___ TASK MATERIAL ___

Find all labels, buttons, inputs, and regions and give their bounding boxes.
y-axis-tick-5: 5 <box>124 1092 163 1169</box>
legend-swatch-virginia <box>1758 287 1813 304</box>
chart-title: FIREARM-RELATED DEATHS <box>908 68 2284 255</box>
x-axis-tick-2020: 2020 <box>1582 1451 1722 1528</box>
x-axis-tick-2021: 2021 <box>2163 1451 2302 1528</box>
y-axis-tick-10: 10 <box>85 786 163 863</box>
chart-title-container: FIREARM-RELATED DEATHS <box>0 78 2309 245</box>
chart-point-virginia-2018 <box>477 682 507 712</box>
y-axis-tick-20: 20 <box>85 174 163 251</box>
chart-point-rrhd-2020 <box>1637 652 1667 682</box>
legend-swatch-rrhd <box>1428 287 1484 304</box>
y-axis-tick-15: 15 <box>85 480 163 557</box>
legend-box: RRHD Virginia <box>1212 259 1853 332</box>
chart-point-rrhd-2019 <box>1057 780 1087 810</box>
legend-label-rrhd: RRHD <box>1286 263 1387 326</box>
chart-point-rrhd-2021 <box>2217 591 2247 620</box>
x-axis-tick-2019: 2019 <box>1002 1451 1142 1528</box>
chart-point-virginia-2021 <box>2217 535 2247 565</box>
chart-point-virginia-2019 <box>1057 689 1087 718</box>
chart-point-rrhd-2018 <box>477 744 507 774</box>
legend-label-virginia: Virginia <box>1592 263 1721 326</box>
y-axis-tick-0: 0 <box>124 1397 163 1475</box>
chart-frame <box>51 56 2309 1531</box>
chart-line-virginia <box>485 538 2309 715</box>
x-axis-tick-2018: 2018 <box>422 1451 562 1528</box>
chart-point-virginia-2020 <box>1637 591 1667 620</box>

___

● **SHORT TASK**: Update the items by replacing "FIREARM-RELATED DEATHS" with "GUN DEATHS" wherever it occurs. Leave everything else unchanged.

● **RESULT OF THIS TASK**:
Find all labels, buttons, inputs, and regions and give their bounding boxes.
y-axis-tick-5: 5 <box>124 1092 163 1169</box>
legend-swatch-virginia <box>1758 287 1813 304</box>
chart-title: GUN DEATHS <box>908 68 2284 255</box>
x-axis-tick-2020: 2020 <box>1582 1451 1722 1528</box>
x-axis-tick-2021: 2021 <box>2163 1451 2302 1528</box>
y-axis-tick-10: 10 <box>85 786 163 863</box>
chart-title-container: GUN DEATHS <box>0 78 2309 245</box>
chart-point-virginia-2018 <box>477 682 507 712</box>
y-axis-tick-20: 20 <box>85 174 163 251</box>
chart-point-rrhd-2020 <box>1637 652 1667 682</box>
legend-swatch-rrhd <box>1428 287 1484 304</box>
y-axis-tick-15: 15 <box>85 480 163 557</box>
legend-box: RRHD Virginia <box>1212 259 1853 332</box>
chart-point-rrhd-2019 <box>1057 780 1087 810</box>
legend-label-rrhd: RRHD <box>1286 263 1387 326</box>
chart-point-rrhd-2021 <box>2217 591 2247 620</box>
x-axis-tick-2019: 2019 <box>1002 1451 1142 1528</box>
chart-point-virginia-2021 <box>2217 535 2247 565</box>
chart-point-virginia-2019 <box>1057 689 1087 718</box>
chart-point-rrhd-2018 <box>477 744 507 774</box>
legend-label-virginia: Virginia <box>1592 263 1721 326</box>
y-axis-tick-0: 0 <box>124 1397 163 1475</box>
chart-frame <box>51 56 2309 1531</box>
chart-line-virginia <box>485 538 2309 715</box>
x-axis-tick-2018: 2018 <box>422 1451 562 1528</box>
chart-point-virginia-2020 <box>1637 591 1667 620</box>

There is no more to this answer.